Extracted records:
>>>>>

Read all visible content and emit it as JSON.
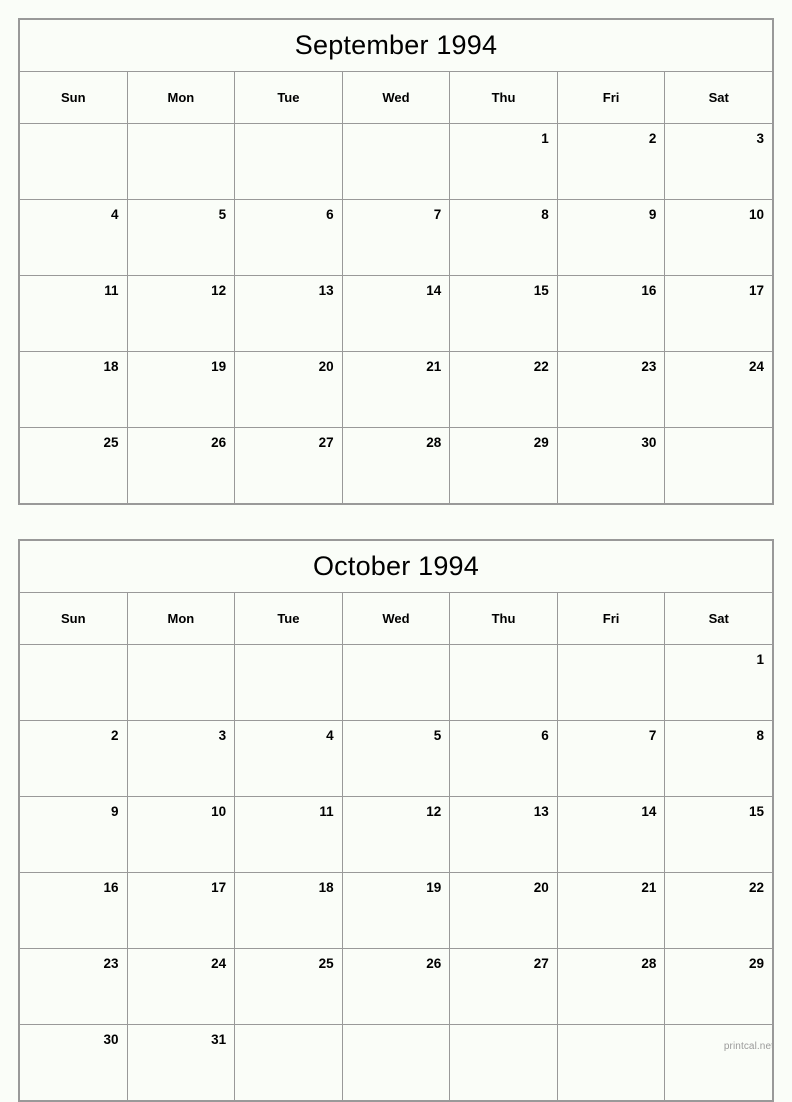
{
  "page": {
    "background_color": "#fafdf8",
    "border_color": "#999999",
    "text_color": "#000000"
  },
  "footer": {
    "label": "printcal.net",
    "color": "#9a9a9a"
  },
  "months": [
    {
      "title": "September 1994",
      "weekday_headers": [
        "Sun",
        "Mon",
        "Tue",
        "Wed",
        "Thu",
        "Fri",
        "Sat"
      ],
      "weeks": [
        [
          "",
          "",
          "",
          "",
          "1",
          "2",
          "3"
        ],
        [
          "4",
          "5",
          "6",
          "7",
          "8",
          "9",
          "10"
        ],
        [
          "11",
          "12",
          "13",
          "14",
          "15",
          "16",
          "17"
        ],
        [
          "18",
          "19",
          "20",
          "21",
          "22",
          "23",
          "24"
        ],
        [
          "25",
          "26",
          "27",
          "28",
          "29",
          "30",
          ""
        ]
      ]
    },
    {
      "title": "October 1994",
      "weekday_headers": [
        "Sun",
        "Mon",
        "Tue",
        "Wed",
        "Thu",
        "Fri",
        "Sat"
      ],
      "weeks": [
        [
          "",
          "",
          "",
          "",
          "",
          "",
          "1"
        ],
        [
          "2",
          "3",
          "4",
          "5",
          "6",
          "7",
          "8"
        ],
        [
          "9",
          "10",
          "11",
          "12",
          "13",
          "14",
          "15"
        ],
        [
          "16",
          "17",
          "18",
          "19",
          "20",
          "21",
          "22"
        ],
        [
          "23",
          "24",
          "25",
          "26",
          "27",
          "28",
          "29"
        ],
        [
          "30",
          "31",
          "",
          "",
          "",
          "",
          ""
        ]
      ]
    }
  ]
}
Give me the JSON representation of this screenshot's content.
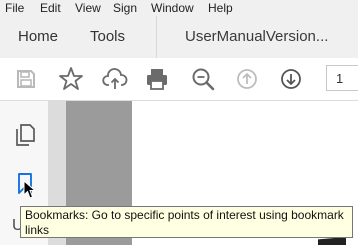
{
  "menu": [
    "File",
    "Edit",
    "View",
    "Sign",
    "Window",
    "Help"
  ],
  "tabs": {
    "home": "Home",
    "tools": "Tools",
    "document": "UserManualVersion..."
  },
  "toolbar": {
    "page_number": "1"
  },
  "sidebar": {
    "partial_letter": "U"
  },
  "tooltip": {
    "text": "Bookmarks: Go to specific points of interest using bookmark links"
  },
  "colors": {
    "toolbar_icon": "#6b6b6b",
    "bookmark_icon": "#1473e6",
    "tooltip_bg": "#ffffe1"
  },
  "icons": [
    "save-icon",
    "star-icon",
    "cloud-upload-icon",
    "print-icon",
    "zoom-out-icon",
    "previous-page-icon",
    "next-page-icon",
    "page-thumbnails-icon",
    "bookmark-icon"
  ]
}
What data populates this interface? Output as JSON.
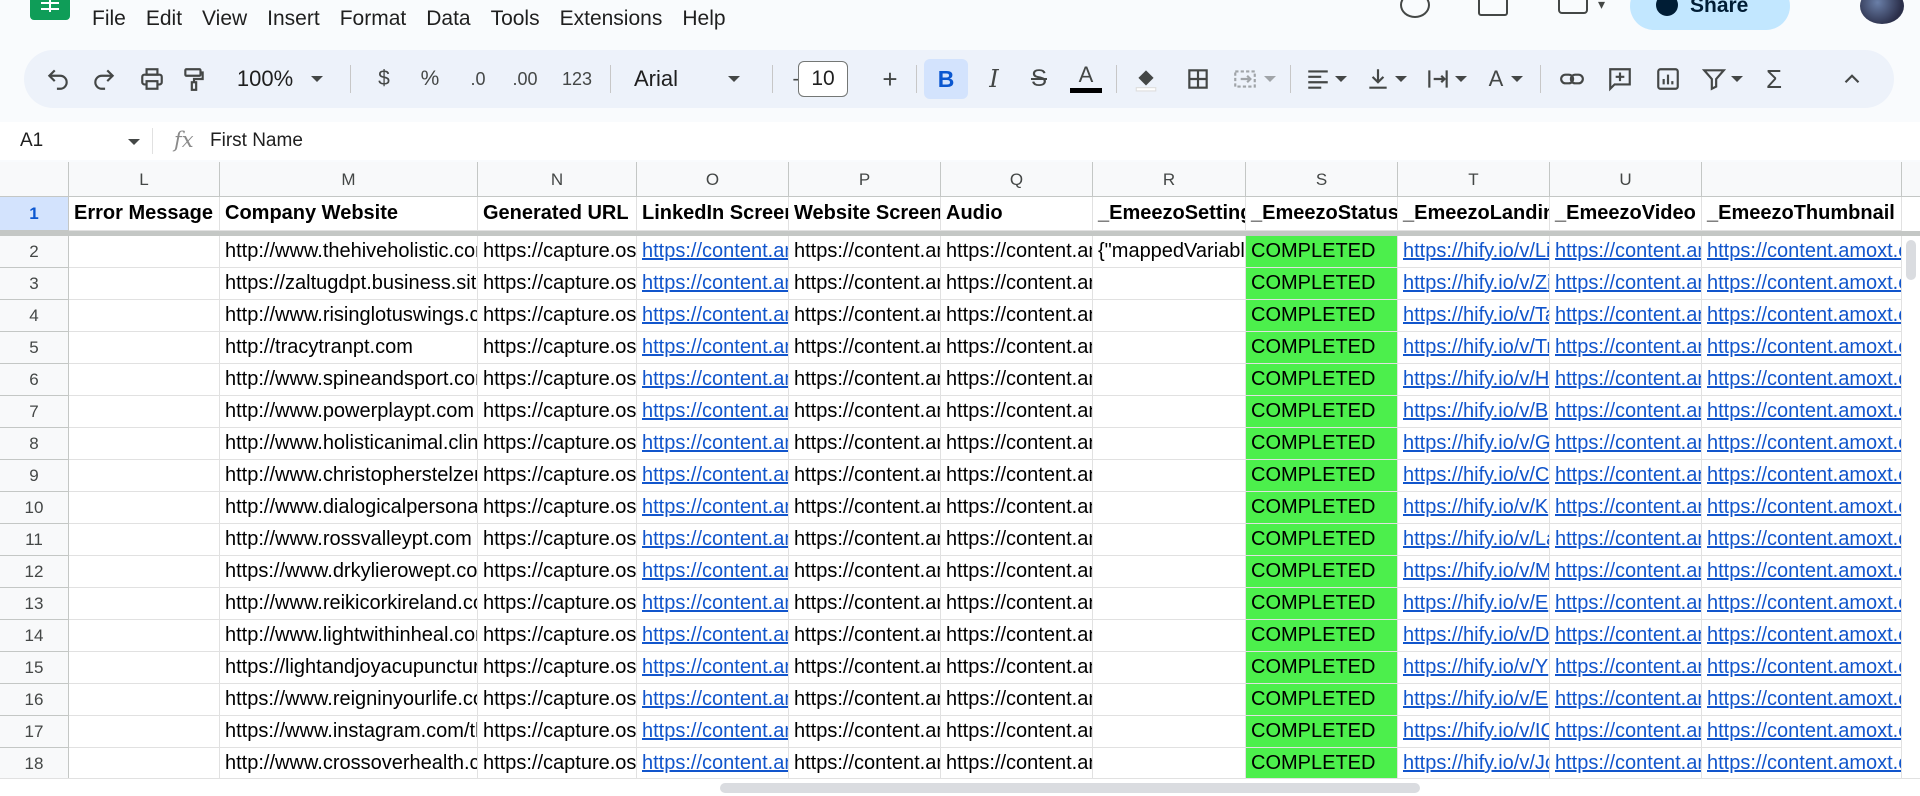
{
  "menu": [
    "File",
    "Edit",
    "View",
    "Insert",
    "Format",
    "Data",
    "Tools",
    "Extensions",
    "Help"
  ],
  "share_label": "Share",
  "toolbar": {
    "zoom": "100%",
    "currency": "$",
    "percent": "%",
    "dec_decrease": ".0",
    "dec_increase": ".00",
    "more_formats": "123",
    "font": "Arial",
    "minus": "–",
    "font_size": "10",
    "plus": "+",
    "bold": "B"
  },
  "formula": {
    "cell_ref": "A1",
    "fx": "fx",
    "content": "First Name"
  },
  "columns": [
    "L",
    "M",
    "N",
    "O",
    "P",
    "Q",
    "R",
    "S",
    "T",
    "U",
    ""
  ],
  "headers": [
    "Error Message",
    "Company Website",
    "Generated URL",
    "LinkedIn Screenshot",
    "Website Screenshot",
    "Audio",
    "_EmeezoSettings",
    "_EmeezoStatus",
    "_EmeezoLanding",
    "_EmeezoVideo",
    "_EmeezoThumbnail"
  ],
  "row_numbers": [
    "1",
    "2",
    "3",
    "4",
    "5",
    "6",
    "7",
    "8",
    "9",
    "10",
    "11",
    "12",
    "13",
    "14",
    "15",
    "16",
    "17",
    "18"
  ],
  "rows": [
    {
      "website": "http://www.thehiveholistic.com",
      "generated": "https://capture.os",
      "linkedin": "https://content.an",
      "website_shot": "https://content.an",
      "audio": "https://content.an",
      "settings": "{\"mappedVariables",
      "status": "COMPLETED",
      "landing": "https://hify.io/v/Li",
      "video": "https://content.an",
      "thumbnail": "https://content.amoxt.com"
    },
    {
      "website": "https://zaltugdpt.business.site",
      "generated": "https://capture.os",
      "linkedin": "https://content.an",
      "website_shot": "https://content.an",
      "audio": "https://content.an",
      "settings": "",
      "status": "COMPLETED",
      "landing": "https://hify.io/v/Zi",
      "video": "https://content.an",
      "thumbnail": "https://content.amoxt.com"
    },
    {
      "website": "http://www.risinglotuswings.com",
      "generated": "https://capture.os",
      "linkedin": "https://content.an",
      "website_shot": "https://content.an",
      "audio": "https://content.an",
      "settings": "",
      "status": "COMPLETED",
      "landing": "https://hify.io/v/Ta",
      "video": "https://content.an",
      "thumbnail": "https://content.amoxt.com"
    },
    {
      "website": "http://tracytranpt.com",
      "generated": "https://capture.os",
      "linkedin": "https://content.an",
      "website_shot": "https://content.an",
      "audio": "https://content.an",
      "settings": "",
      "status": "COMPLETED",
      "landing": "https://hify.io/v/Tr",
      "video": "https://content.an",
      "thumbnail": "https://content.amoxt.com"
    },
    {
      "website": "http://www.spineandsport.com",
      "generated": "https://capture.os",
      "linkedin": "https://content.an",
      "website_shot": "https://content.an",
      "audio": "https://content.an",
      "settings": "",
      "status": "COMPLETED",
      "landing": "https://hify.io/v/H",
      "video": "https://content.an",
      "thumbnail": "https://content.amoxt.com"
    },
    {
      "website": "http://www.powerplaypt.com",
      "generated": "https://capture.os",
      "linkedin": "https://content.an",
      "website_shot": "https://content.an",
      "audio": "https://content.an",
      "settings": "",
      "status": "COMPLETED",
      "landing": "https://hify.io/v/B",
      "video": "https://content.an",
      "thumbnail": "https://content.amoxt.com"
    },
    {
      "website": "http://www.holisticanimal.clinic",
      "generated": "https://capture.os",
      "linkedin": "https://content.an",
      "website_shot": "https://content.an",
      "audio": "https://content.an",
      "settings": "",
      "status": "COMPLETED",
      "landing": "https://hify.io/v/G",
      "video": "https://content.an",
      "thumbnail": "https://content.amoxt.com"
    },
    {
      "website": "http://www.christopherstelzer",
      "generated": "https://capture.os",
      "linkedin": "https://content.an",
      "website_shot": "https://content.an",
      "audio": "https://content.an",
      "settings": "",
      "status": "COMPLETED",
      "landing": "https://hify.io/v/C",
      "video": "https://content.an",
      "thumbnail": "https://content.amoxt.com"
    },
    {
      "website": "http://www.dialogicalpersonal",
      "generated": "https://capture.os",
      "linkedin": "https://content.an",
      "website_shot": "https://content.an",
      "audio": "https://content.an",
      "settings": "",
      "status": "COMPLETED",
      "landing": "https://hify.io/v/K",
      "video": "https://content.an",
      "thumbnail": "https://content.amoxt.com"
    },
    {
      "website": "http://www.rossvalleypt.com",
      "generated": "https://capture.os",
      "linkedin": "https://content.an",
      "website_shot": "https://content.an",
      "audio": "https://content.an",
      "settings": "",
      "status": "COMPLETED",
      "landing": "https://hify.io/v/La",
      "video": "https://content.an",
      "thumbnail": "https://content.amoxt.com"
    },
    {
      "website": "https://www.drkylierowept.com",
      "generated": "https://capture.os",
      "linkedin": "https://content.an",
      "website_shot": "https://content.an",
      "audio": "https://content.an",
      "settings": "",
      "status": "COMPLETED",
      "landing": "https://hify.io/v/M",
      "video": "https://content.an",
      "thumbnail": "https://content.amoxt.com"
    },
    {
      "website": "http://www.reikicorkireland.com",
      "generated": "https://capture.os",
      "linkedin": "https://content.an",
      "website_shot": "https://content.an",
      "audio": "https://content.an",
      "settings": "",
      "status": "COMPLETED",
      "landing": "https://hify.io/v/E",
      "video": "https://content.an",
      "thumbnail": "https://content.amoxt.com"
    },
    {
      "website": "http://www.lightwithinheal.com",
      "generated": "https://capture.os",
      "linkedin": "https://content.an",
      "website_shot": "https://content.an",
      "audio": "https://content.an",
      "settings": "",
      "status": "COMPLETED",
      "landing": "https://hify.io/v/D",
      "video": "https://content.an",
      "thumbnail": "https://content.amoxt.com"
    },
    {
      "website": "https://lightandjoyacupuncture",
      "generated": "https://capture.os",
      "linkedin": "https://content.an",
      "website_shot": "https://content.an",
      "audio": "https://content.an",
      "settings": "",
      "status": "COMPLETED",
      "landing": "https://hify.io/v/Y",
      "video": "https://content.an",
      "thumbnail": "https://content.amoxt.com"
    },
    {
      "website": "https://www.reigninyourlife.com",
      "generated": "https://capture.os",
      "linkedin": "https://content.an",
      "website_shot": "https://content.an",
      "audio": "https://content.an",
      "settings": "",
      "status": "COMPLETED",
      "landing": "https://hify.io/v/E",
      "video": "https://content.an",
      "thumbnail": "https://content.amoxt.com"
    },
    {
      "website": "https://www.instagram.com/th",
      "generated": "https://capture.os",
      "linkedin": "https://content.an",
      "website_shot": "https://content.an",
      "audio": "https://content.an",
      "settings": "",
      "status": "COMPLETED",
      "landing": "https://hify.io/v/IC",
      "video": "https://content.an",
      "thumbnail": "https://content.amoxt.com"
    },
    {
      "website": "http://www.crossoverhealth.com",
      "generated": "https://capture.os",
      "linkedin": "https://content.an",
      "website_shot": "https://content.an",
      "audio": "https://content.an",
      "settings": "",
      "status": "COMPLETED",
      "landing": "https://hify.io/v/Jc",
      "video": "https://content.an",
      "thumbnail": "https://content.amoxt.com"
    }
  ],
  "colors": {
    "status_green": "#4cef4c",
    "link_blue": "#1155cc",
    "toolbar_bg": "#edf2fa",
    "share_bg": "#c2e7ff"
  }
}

<<<<<

→ **Goal**: Find how many lines hold the string "JSON", and state that number alone.

→ **Exercise result**: 3